Direction:
An exact copy of every record is needed.

-- START Extracted records --

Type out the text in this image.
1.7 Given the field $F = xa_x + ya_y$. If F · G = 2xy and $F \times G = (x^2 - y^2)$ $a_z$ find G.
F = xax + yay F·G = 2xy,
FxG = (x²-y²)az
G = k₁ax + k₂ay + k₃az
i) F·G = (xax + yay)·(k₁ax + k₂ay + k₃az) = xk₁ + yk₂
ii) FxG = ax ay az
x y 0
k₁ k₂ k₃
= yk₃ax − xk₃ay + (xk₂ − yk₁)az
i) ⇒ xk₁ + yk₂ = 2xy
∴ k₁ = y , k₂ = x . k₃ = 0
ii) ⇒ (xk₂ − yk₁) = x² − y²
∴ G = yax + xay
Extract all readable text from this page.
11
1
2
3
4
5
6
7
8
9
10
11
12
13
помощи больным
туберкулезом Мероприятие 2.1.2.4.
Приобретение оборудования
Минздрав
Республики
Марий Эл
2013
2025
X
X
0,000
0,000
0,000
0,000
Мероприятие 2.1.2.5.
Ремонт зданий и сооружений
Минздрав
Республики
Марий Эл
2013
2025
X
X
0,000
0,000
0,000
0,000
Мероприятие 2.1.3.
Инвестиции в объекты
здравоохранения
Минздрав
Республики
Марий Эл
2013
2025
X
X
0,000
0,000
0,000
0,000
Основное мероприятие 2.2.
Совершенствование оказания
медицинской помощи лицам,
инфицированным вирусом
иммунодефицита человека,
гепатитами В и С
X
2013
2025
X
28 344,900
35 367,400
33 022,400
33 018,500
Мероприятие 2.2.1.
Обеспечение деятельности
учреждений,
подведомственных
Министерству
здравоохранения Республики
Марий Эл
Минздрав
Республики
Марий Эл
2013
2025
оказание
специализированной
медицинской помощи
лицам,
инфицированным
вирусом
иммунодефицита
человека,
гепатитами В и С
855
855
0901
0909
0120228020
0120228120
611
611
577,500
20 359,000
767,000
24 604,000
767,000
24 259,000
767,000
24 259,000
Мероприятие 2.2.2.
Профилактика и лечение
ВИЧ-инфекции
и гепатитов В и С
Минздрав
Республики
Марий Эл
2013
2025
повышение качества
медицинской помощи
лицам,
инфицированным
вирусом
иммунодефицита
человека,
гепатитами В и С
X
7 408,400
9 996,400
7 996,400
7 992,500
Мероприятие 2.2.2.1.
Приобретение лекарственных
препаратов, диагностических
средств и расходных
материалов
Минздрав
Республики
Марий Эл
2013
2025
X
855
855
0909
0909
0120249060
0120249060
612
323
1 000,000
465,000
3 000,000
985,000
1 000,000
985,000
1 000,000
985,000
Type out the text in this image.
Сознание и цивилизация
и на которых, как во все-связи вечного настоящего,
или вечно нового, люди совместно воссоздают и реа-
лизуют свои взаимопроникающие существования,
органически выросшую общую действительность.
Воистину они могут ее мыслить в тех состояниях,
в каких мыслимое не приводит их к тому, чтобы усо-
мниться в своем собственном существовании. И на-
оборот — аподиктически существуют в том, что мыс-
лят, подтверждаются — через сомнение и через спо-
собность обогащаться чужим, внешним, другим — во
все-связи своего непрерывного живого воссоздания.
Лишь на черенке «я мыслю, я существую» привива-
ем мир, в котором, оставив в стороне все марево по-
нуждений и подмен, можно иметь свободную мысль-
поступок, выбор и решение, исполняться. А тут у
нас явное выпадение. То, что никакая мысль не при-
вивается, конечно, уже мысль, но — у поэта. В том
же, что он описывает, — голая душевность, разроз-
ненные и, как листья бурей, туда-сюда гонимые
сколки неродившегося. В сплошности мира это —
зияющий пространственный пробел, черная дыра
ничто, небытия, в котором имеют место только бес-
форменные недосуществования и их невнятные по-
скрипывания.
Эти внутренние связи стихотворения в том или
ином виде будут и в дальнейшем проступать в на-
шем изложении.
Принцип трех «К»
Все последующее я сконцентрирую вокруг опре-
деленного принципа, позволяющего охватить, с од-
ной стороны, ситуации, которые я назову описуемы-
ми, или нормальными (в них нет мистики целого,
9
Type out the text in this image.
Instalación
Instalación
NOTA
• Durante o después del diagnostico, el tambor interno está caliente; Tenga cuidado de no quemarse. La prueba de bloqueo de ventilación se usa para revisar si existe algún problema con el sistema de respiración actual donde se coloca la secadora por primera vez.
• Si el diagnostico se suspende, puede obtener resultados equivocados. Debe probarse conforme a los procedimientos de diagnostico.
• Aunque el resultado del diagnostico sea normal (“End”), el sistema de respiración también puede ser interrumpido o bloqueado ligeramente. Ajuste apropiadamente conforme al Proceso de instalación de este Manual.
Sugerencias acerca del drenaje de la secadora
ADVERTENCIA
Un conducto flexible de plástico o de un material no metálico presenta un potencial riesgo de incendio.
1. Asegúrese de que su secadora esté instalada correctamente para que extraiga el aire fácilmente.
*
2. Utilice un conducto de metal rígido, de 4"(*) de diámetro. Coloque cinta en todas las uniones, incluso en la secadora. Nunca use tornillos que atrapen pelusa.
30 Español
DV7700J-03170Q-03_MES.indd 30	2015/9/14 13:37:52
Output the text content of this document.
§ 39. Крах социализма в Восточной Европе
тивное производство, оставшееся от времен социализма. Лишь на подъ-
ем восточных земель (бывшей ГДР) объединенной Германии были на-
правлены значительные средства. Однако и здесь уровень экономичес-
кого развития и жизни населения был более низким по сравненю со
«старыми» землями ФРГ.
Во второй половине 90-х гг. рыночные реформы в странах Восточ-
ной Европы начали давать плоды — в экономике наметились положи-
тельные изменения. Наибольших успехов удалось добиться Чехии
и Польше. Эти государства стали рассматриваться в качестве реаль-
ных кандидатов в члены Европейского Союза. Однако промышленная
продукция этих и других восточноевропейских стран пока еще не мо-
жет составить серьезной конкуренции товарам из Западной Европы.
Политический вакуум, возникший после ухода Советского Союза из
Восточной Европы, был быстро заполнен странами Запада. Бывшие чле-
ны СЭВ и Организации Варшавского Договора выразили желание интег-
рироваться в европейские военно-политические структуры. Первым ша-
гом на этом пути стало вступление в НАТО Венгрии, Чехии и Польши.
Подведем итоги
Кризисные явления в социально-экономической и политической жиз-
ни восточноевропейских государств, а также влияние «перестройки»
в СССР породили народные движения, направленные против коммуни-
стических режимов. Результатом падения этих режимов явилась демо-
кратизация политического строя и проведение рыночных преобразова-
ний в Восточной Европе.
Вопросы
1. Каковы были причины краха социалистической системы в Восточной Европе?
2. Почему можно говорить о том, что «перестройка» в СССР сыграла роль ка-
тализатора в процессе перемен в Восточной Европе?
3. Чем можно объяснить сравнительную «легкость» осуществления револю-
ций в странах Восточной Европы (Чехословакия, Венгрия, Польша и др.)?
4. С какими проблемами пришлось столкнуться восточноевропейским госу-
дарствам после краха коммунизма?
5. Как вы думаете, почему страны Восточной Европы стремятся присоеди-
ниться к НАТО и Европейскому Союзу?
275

-- END Extracted records --

Correct result:
Type out the text in this image.
1.7 Given the field $F = xa_x + ya_y$. If F · G = 2xy and $F \times G = (x^2 - y^2)$ $a_z$ find G.
F = xax + yay F·G = 2xy,
FxG = (x²-y²)az
G = k₁ax + k₂ay + k₃az
i) F·G = (xax + yay)·(k₁ax + k₂ay + k₃az) = xk₁ + yk₂
ii) FxG = ax ay az
x y 0
k₁ k₂ k₃
= yk₃ax − xk₃ay + (xk₂ − yk₁)az
i) ⇒ xk₁ + yk₂ = 2xy
∴ k₁ = y , k₂ = x . k₃ = 0
ii) ⇒ (xk₂ − yk₁) = x² − y²
∴ G = yax + xay
Extract all readable text from this page.
11
1
2
3
4
5
6
7
8
9
10
11
12
13
помощи больным
туберкулезом Мероприятие 2.1.2.4.
Приобретение оборудования
Минздрав
Республики
Марий Эл
2013
2025
X
X
0,000
0,000
0,000
0,000
Мероприятие 2.1.2.5.
Ремонт зданий и сооружений
Минздрав
Республики
Марий Эл
2013
2025
X
X
0,000
0,000
0,000
0,000
Мероприятие 2.1.3.
Инвестиции в объекты
здравоохранения
Минздрав
Республики
Марий Эл
2013
2025
X
X
0,000
0,000
0,000
0,000
Основное мероприятие 2.2.
Совершенствование оказания
медицинской помощи лицам,
инфицированным вирусом
иммунодефицита человека,
гепатитами В и С
X
2013
2025
X
28 344,900
35 367,400
33 022,400
33 018,500
Мероприятие 2.2.1.
Обеспечение деятельности
учреждений,
подведомственных
Министерству
здравоохранения Республики
Марий Эл
Минздрав
Республики
Марий Эл
2013
2025
оказание
специализированной
медицинской помощи
лицам,
инфицированным
вирусом
иммунодефицита
человека,
гепатитами В и С
855
855
0901
0909
0120228020
0120228120
611
611
577,500
20 359,000
767,000
24 604,000
767,000
24 259,000
767,000
24 259,000
Мероприятие 2.2.2.
Профилактика и лечение
ВИЧ-инфекции
и гепатитов В и С
Минздрав
Республики
Марий Эл
2013
2025
повышение качества
медицинской помощи
лицам,
инфицированным
вирусом
иммунодефицита
человека,
гепатитами В и С
X
7 408,400
9 996,400
7 996,400
7 992,500
Мероприятие 2.2.2.1.
Приобретение лекарственных
препаратов, диагностических
средств и расходных
материалов
Минздрав
Республики
Марий Эл
2013
2025
X
855
855
0909
0909
0120249060
0120249060
612
323
1 000,000
465,000
3 000,000
985,000
1 000,000
985,000
1 000,000
985,000
Type out the text in this image.
Сознание и цивилизация
и на которых, как во все-связи вечного настоящего,
или вечно нового, люди совместно воссоздают и реа-
лизуют свои взаимопроникающие существования,
органически выросшую общую действительность.
Воистину они могут ее мыслить в тех состояниях,
в каких мыслимое не приводит их к тому, чтобы усо-
мниться в своем собственном существовании. И на-
оборот — аподиктически существуют в том, что мыс-
лят, подтверждаются — через сомнение и через спо-
собность обогащаться чужим, внешним, другим — во
все-связи своего непрерывного живого воссоздания.
Лишь на черенке «я мыслю, я существую» привива-
ем мир, в котором, оставив в стороне все марево по-
нуждений и подмен, можно иметь свободную мысль-
поступок, выбор и решение, исполняться. А тут у
нас явное выпадение. То, что никакая мысль не при-
вивается, конечно, уже мысль, но — у поэта. В том
же, что он описывает, — голая душевность, разроз-
ненные и, как листья бурей, туда-сюда гонимые
сколки неродившегося. В сплошности мира это —
зияющий пространственный пробел, черная дыра
ничто, небытия, в котором имеют место только бес-
форменные недосуществования и их невнятные по-
скрипывания.
Эти внутренние связи стихотворения в том или
ином виде будут и в дальнейшем проступать в на-
шем изложении.
Принцип трех «К»
Все последующее я сконцентрирую вокруг опре-
деленного принципа, позволяющего охватить, с од-
ной стороны, ситуации, которые я назову описуемы-
ми, или нормальными (в них нет мистики целого,
9
Type out the text in this image.
Instalación
Instalación
NOTA
• Durante o después del diagnostico, el tambor interno está caliente; Tenga cuidado de no quemarse. La prueba de bloqueo de ventilación se usa para revisar si existe algún problema con el sistema de respiración actual donde se coloca la secadora por primera vez.
• Si el diagnostico se suspende, puede obtener resultados equivocados. Debe probarse conforme a los procedimientos de diagnostico.
• Aunque el resultado del diagnostico sea normal (“End”), el sistema de respiración también puede ser interrumpido o bloqueado ligeramente. Ajuste apropiadamente conforme al Proceso de instalación de este Manual.
Sugerencias acerca del drenaje de la secadora
ADVERTENCIA
Un conducto flexible de plástico o de un material no metálico presenta un potencial riesgo de incendio.
1. Asegúrese de que su secadora esté instalada correctamente para que extraiga el aire fácilmente.
*
2. Utilice un conducto de metal rígido, de 4"(*) de diámetro. Coloque cinta en todas las uniones, incluso en la secadora. Nunca use tornillos que atrapen pelusa.
30 Español
DV7700J-03170Q-03_MES.indd 30	2015/9/14 13:37:52
Output the text content of this document.
§ 39. Крах социализма в Восточной Европе
тивное производство, оставшееся от времен социализма. Лишь на подъ-
ем восточных земель (бывшей ГДР) объединенной Германии были на-
правлены значительные средства. Однако и здесь уровень экономичес-
кого развития и жизни населения был более низким по сравненю со
«старыми» землями ФРГ.
Во второй половине 90-х гг. рыночные реформы в странах Восточ-
ной Европы начали давать плоды — в экономике наметились положи-
тельные изменения. Наибольших успехов удалось добиться Чехии
и Польше. Эти государства стали рассматриваться в качестве реаль-
ных кандидатов в члены Европейского Союза. Однако промышленная
продукция этих и других восточноевропейских стран пока еще не мо-
жет составить серьезной конкуренции товарам из Западной Европы.
Политический вакуум, возникший после ухода Советского Союза из
Восточной Европы, был быстро заполнен странами Запада. Бывшие чле-
ны СЭВ и Организации Варшавского Договора выразили желание интег-
рироваться в европейские военно-политические структуры. Первым ша-
гом на этом пути стало вступление в НАТО Венгрии, Чехии и Польши.
Подведем итоги
Кризисные явления в социально-экономической и политической жиз-
ни восточноевропейских государств, а также влияние «перестройки»
в СССР породили народные движения, направленные против коммуни-
стических режимов. Результатом падения этих режимов явилась демо-
кратизация политического строя и проведение рыночных преобразова-
ний в Восточной Европе.
Вопросы
1. Каковы были причины краха социалистической системы в Восточной Европе?
2. Почему можно говорить о том, что «перестройка» в СССР сыграла роль ка-
тализатора в процессе перемен в Восточной Европе?
3. Чем можно объяснить сравнительную «легкость» осуществления револю-
ций в странах Восточной Европы (Чехословакия, Венгрия, Польша и др.)?
4. С какими проблемами пришлось столкнуться восточноевропейским госу-
дарствам после краха коммунизма?
5. Как вы думаете, почему страны Восточной Европы стремятся присоеди-
ниться к НАТО и Европейскому Союзу?
275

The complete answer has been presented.